→ Exercise aim: Please extract, word for word, the lines of the data below from the line containing "Patent image size: (1084, 591)." through the line containing "The transmitting transducer 206 is at", with both of those lines included.

[Records from a data collection]

'''

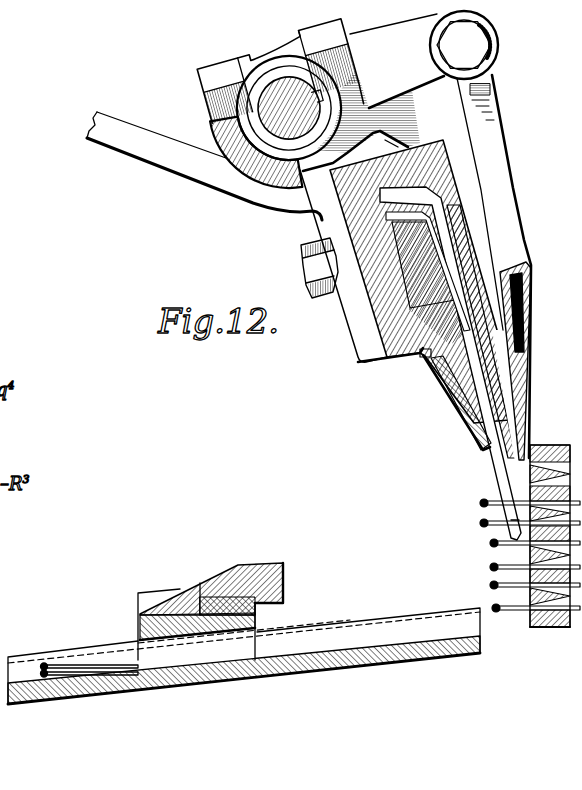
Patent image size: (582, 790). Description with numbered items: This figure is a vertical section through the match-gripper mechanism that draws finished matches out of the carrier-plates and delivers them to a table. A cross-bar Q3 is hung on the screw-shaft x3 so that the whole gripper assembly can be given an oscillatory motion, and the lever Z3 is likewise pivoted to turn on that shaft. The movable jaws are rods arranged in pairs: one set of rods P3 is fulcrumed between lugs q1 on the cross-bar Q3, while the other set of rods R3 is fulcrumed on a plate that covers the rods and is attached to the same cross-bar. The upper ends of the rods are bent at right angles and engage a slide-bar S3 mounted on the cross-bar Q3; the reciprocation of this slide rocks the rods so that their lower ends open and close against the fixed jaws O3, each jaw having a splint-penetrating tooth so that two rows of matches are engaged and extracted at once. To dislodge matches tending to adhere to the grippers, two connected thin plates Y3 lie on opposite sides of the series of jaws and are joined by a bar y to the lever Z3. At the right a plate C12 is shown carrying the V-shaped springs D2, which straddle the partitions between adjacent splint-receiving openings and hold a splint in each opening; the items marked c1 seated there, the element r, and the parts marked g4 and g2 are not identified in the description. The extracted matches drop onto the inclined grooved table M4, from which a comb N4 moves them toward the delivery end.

The screw-shaft x3 is at (279, 78).
The lever Z3 is at (265, 117).
The rivet / pin r is at (392, 146).
The bar y is at (507, 197).
The rods R3 is at (468, 252).
The thin plate g4 is at (482, 268).
The blade g2 is at (490, 304).
The slide-bar S3 is at (419, 281).
The cross-bar Q3 is at (381, 338).
The lugs q1 is at (421, 357).
The rods P3 is at (462, 392).
The thin plates Y3 is at (520, 393).
The needle bed C12 is at (551, 525).
The needles c1 is at (532, 551).
The V-shaped spring D2 is at (546, 618).
The fixed jaws O3 is at (507, 484).
The comb N4 is at (198, 593).
The table M4 is at (299, 672).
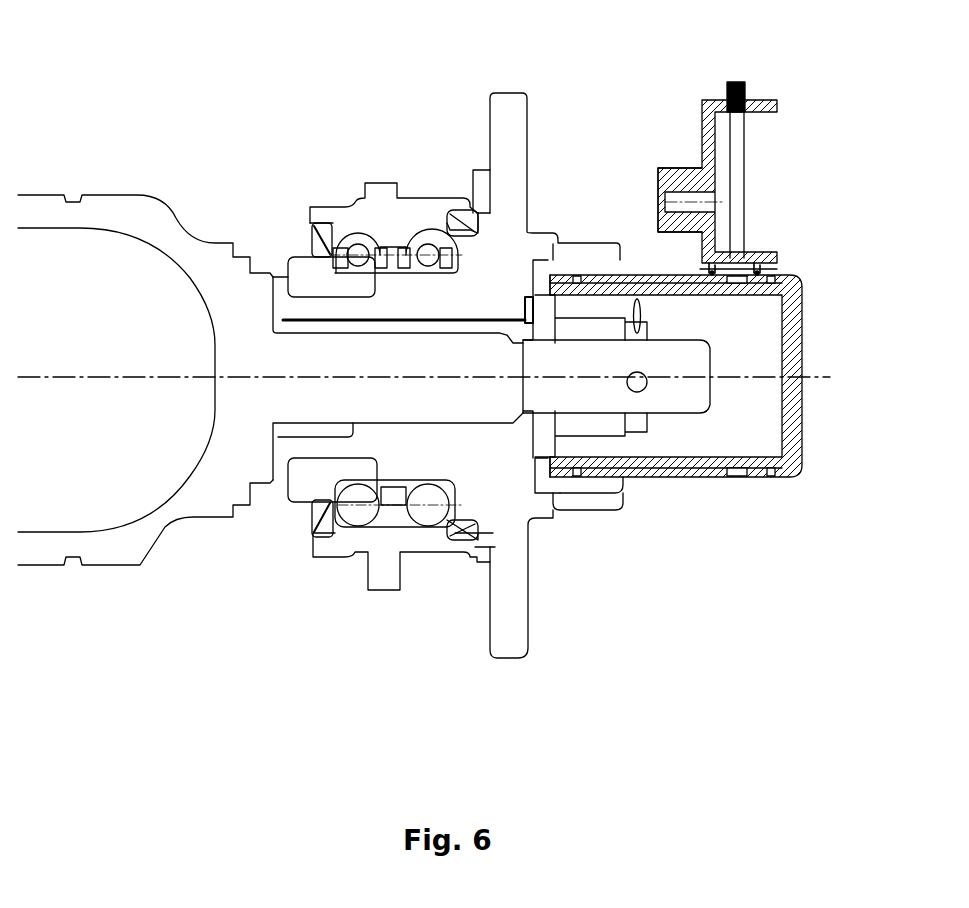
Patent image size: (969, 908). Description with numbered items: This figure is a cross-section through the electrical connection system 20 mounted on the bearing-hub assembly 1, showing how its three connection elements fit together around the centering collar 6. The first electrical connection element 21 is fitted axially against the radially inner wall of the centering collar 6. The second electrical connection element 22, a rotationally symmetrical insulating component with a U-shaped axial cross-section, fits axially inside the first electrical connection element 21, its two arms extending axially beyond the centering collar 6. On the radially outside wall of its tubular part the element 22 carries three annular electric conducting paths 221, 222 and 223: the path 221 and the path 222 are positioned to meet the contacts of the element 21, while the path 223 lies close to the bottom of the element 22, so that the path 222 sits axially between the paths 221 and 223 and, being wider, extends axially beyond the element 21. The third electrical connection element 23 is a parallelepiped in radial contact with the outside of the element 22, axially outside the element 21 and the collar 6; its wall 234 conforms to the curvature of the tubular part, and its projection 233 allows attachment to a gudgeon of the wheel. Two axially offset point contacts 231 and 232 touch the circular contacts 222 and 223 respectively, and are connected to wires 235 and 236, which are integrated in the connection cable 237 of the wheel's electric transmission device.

The bearing-hub assembly 1 is at (414, 115).
The centering collar 6 is at (595, 503).
The electrical connection system 20 is at (793, 523).
The first electrical connection element 21 is at (548, 485).
The second electrical connection element 22 is at (622, 480).
The third electrical connection element 23 is at (708, 102).
The annular electric conducting path 221 is at (550, 463).
The annular electric conducting path 222 is at (708, 477).
The annular electric conducting path 223 is at (760, 475).
The point contact 231 is at (717, 270).
The point contact 232 is at (767, 270).
The projection 233 is at (682, 177).
The wall 234 is at (698, 273).
The wire 235 is at (730, 187).
The wire 236 is at (743, 205).
The connection cable 237 is at (745, 83).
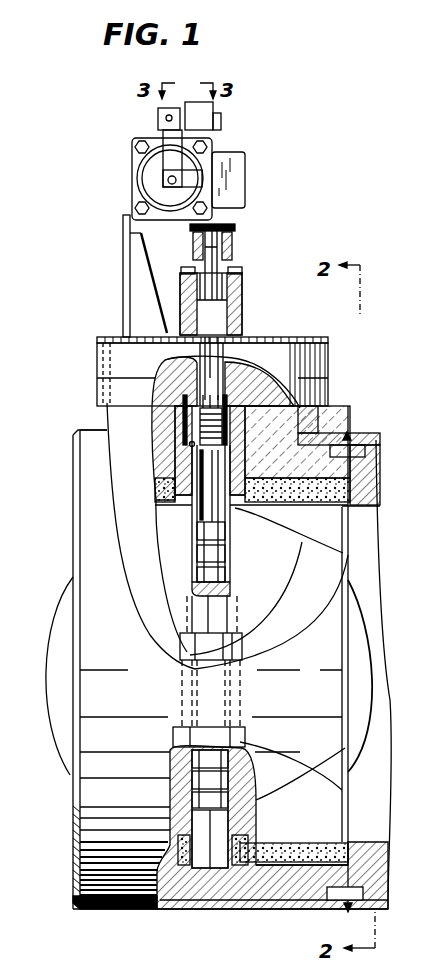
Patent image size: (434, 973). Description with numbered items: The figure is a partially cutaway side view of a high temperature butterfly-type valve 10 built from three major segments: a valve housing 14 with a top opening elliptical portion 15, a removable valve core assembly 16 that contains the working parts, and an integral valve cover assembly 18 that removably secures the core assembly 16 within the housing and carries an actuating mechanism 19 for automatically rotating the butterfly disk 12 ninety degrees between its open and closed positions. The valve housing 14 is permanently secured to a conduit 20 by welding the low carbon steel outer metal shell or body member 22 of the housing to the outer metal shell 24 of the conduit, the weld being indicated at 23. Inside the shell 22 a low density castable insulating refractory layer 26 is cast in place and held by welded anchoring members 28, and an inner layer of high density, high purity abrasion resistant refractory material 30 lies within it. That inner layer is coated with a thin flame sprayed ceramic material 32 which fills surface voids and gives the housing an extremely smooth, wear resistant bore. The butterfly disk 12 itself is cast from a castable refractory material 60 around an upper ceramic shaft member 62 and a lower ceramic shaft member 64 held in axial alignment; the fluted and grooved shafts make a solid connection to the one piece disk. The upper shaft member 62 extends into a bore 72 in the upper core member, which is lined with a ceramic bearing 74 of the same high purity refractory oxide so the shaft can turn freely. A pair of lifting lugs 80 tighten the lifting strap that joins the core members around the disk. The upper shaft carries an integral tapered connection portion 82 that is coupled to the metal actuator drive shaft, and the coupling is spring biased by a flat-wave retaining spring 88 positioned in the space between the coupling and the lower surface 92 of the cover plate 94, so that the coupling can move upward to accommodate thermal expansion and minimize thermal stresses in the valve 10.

The valve 10 is at (259, 268).
The butterfly disk 12 is at (65, 615).
The valve housing 14 is at (96, 495).
The top opening elliptical portion 15 is at (117, 428).
The valve core assembly 16 is at (270, 337).
The valve cover assembly 18 is at (140, 283).
The actuating mechanism 19 is at (232, 156).
The conduit 20 is at (384, 449).
The outer metal shell or body member 22 is at (319, 433).
The weld 23 is at (350, 434).
The outer metal shell of conduit 24 is at (372, 438).
The insulating refractory layer 26 is at (285, 393).
The anchoring members 28 is at (293, 378).
The abrasion resistant refractory material 30 is at (338, 488).
The flame sprayed ceramic material 32 is at (346, 527).
The castable refractory material 60 is at (242, 560).
The upper ceramic shaft member 62 is at (213, 510).
The lower ceramic shaft member 64 is at (245, 793).
The bore 72 is at (189, 444).
The ceramic bearing 74 is at (297, 442).
The lifting lugs 80 is at (433, 73).
The tapered connection portion 82 is at (223, 425).
The flat-wave retaining spring 88 is at (248, 337).
The lower surface of cover plate 92 is at (167, 360).
The cover plate 94 is at (302, 370).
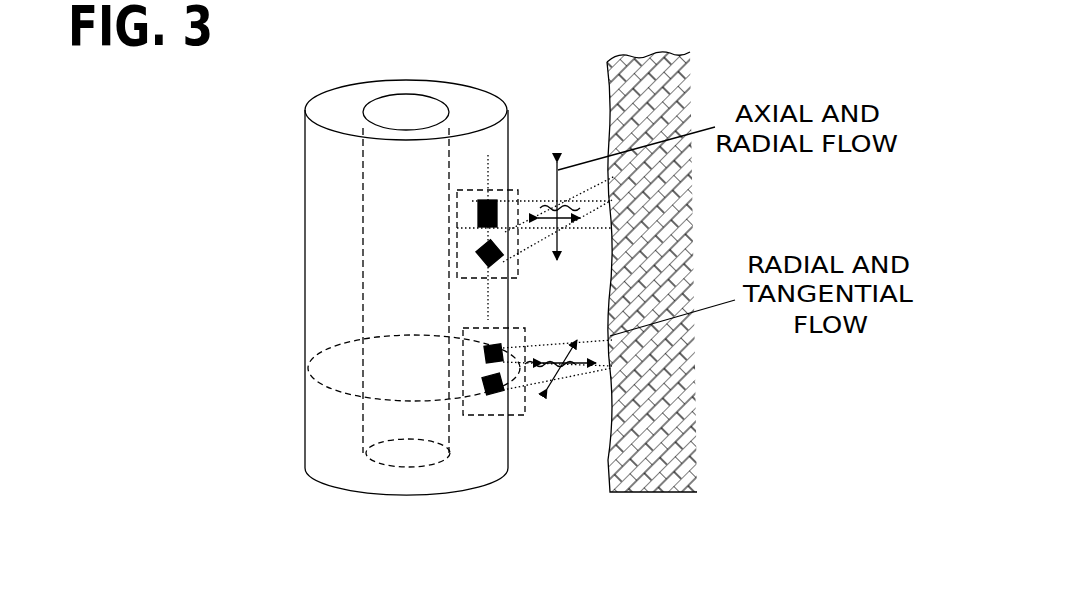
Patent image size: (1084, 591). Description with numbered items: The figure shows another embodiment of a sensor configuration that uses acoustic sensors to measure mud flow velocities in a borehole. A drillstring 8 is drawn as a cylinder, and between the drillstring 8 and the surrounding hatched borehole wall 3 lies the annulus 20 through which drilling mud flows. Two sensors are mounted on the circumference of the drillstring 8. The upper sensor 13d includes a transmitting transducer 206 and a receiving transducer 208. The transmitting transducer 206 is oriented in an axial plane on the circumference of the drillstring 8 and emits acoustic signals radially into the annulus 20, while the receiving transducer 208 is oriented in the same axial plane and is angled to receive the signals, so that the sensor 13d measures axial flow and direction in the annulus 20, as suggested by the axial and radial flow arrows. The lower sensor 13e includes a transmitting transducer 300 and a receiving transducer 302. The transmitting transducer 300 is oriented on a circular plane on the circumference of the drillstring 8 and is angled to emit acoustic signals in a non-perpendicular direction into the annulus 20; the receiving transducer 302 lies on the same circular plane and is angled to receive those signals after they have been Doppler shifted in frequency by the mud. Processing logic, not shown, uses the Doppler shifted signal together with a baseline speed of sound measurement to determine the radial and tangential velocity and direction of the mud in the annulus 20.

The borehole wall / formation 3 is at (653, 480).
The drillstring 8 is at (380, 483).
The sensor 13d is at (517, 190).
The sensor 13e is at (475, 415).
The annulus 20 is at (543, 493).
The transmitting transducer 206 is at (478, 213).
The receiving transducer 208 is at (483, 250).
The transmitting transducer 300 is at (485, 352).
The receiving transducer 302 is at (484, 388).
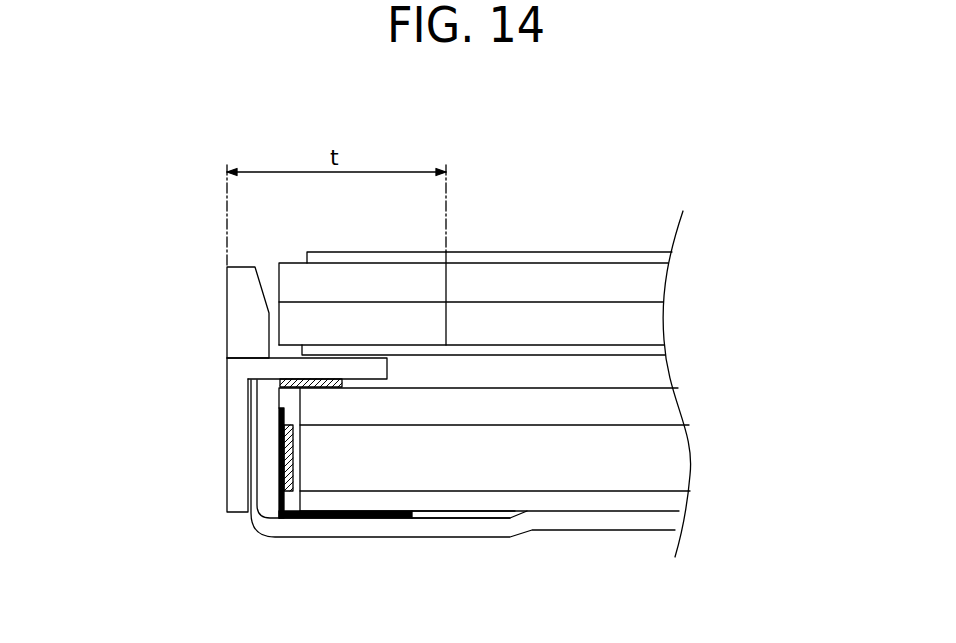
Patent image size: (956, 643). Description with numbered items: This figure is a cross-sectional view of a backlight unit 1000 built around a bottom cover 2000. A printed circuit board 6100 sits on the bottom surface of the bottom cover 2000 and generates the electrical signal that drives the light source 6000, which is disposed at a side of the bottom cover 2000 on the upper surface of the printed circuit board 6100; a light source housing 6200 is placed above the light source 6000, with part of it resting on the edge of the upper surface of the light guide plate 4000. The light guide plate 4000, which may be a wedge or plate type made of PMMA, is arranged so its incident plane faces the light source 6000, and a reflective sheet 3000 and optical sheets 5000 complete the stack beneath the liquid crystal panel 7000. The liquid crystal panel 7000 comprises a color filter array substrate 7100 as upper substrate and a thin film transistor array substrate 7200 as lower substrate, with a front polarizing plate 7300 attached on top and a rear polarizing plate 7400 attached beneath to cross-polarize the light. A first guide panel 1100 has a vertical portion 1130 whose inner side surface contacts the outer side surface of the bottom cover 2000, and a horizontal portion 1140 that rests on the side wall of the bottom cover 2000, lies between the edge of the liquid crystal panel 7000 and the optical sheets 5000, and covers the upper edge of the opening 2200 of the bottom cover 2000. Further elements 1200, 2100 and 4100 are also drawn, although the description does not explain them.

The backlight unit 1000 is at (157, 98).
The first guide panel 1100 is at (218, 422).
The vertical portion 1130 is at (228, 406).
The horizontal portion 1140 is at (287, 365).
The window/bezel member 1200 is at (227, 303).
The bottom cover 2000 is at (315, 538).
The frame bottom portion 2100 is at (488, 512).
The opening 2200 is at (590, 372).
The reflective sheet 3000 is at (689, 498).
The light guide plate 4000 is at (688, 460).
The side sealing member 4100 is at (300, 441).
The optical sheets 5000 is at (676, 408).
The light source 6000 is at (281, 407).
The printed circuit board 6100 is at (381, 519).
The light source housing 6200 is at (328, 378).
The liquid crystal panel 7000 is at (562, 306).
The color filter array substrate 7100 is at (657, 284).
The thin film transistor array substrate 7200 is at (653, 327).
The front polarizing plate 7300 is at (667, 255).
The rear polarizing plate 7400 is at (662, 350).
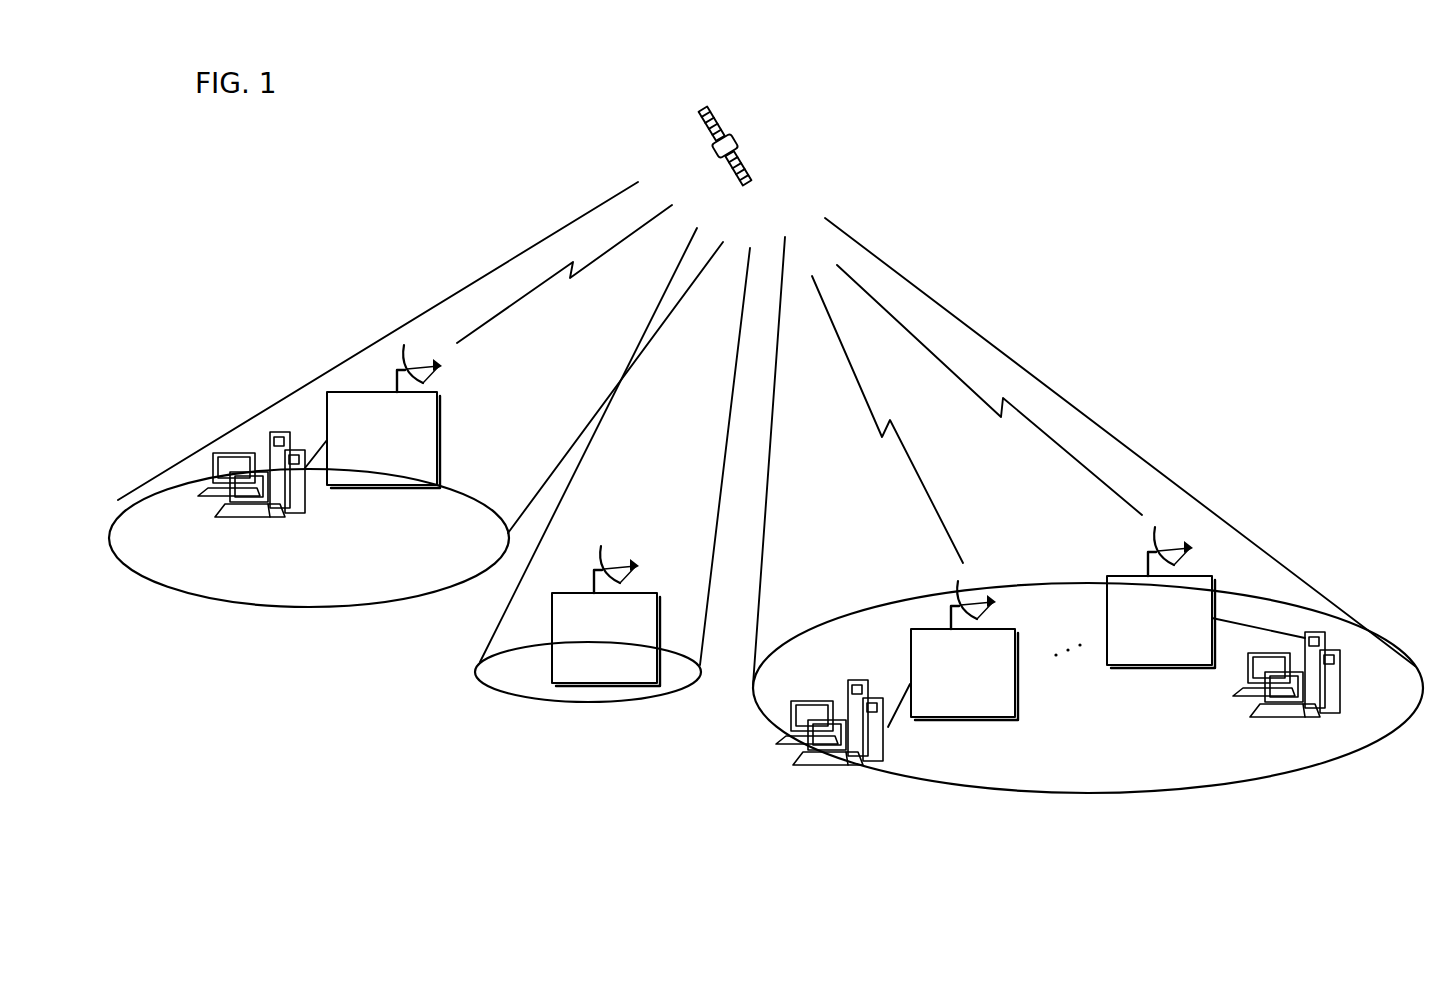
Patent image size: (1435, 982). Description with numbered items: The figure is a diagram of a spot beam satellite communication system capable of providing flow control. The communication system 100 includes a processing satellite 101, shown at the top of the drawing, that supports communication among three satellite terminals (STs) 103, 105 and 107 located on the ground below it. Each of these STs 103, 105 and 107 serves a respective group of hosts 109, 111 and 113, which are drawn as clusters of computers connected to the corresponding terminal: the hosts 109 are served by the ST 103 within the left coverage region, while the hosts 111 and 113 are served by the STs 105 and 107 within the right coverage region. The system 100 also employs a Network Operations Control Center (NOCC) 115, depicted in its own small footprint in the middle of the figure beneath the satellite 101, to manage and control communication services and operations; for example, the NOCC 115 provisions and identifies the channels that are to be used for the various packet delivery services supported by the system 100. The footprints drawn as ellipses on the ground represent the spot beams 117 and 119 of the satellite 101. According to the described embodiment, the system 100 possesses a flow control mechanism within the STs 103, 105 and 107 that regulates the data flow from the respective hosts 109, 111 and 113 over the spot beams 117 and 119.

'''

→ Solution to the problem:
Patent image size: (1084, 591). Description with numbered items: The figure shows another embodiment of a sensor configuration that uses acoustic sensors to measure mud flow velocities in a borehole. A drillstring 8 is drawn as a cylinder, and between the drillstring 8 and the surrounding hatched borehole wall 3 lies the annulus 20 through which drilling mud flows. Two sensors are mounted on the circumference of the drillstring 8. The upper sensor 13d includes a transmitting transducer 206 and a receiving transducer 208. The transmitting transducer 206 is oriented in an axial plane on the circumference of the drillstring 8 and emits acoustic signals radially into the annulus 20, while the receiving transducer 208 is oriented in the same axial plane and is angled to receive the signals, so that the sensor 13d measures axial flow and direction in the annulus 20, as suggested by the axial and radial flow arrows. The lower sensor 13e includes a transmitting transducer 300 and a receiving transducer 302. The transmitting transducer 300 is oriented on a circular plane on the circumference of the drillstring 8 and is angled to emit acoustic signals in a non-perpendicular direction into the annulus 20; the receiving transducer 302 lies on the same circular plane and is angled to receive those signals after they have been Doppler shifted in frequency by the mud. Processing logic, not shown, uses the Doppler shifted signal together with a baseline speed of sound measurement to determine the radial and tangential velocity and direction of the mud in the annulus 20.

The borehole wall / formation 3 is at (653, 480).
The drillstring 8 is at (380, 483).
The sensor 13d is at (517, 190).
The sensor 13e is at (475, 415).
The annulus 20 is at (543, 493).
The transmitting transducer 206 is at (478, 213).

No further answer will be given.